# START OF Data listing

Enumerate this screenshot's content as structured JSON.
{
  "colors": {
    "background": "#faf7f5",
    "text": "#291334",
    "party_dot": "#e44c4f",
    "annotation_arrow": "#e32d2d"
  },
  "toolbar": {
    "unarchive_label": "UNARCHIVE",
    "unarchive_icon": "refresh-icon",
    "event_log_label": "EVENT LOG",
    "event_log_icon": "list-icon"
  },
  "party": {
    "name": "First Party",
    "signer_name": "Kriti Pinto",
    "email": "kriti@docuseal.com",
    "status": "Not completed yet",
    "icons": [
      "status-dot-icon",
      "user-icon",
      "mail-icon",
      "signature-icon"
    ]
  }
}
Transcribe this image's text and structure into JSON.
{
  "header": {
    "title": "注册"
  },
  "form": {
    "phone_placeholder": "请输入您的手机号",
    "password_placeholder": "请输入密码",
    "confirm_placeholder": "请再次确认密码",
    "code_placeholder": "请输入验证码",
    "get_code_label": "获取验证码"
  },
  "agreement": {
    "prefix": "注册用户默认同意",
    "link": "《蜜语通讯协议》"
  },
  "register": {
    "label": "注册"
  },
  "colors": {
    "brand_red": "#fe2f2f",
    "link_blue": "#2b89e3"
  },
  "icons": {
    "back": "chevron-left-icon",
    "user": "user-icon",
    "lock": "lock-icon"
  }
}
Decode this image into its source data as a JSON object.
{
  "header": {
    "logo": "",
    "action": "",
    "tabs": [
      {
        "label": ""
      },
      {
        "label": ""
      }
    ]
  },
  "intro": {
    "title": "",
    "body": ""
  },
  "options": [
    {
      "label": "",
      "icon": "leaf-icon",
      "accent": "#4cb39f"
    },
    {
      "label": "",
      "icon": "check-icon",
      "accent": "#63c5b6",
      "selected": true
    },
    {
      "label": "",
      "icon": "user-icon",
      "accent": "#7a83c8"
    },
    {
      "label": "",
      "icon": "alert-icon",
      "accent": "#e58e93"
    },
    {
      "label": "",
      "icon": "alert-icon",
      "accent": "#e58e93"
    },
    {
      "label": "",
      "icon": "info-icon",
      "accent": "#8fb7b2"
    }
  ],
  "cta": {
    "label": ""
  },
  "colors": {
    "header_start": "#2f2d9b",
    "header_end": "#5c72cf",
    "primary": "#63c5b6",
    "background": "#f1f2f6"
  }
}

# END OF Data listing

## To do
Copy down the material exactly as written.

## Answer to the task
Enumerate this screenshot's content as structured JSON.
{
  "colors": {
    "background": "#faf7f5",
    "text": "#291334",
    "party_dot": "#e44c4f",
    "annotation_arrow": "#e32d2d"
  },
  "toolbar": {
    "unarchive_label": "UNARCHIVE",
    "unarchive_icon": "refresh-icon",
    "event_log_label": "EVENT LOG",
    "event_log_icon": "list-icon"
  },
  "party": {
    "name": "First Party",
    "signer_name": "Kriti Pinto",
    "email": "kriti@docuseal.com",
    "status": "Not completed yet",
    "icons": [
      "status-dot-icon",
      "user-icon",
      "mail-icon",
      "signature-icon"
    ]
  }
}
Transcribe this image's text and structure into JSON.
{
  "header": {
    "title": "注册"
  },
  "form": {
    "phone_placeholder": "请输入您的手机号",
    "password_placeholder": "请输入密码",
    "confirm_placeholder": "请再次确认密码",
    "code_placeholder": "请输入验证码",
    "get_code_label": "获取验证码"
  },
  "agreement": {
    "prefix": "注册用户默认同意",
    "link": "《蜜语通讯协议》"
  },
  "register": {
    "label": "注册"
  },
  "colors": {
    "brand_red": "#fe2f2f",
    "link_blue": "#2b89e3"
  },
  "icons": {
    "back": "chevron-left-icon",
    "user": "user-icon",
    "lock": "lock-icon"
  }
}
Decode this image into its source data as a JSON object.
{
  "header": {
    "logo": "",
    "action": "",
    "tabs": [
      {
        "label": ""
      },
      {
        "label": ""
      }
    ]
  },
  "intro": {
    "title": "",
    "body": ""
  },
  "options": [
    {
      "label": "",
      "icon": "leaf-icon",
      "accent": "#4cb39f"
    },
    {
      "label": "",
      "icon": "check-icon",
      "accent": "#63c5b6",
      "selected": true
    },
    {
      "label": "",
      "icon": "user-icon",
      "accent": "#7a83c8"
    },
    {
      "label": "",
      "icon": "alert-icon",
      "accent": "#e58e93"
    },
    {
      "label": "",
      "icon": "alert-icon",
      "accent": "#e58e93"
    },
    {
      "label": "",
      "icon": "info-icon",
      "accent": "#8fb7b2"
    }
  ],
  "cta": {
    "label": ""
  },
  "colors": {
    "header_start": "#2f2d9b",
    "header_end": "#5c72cf",
    "primary": "#63c5b6",
    "background": "#f1f2f6"
  }
}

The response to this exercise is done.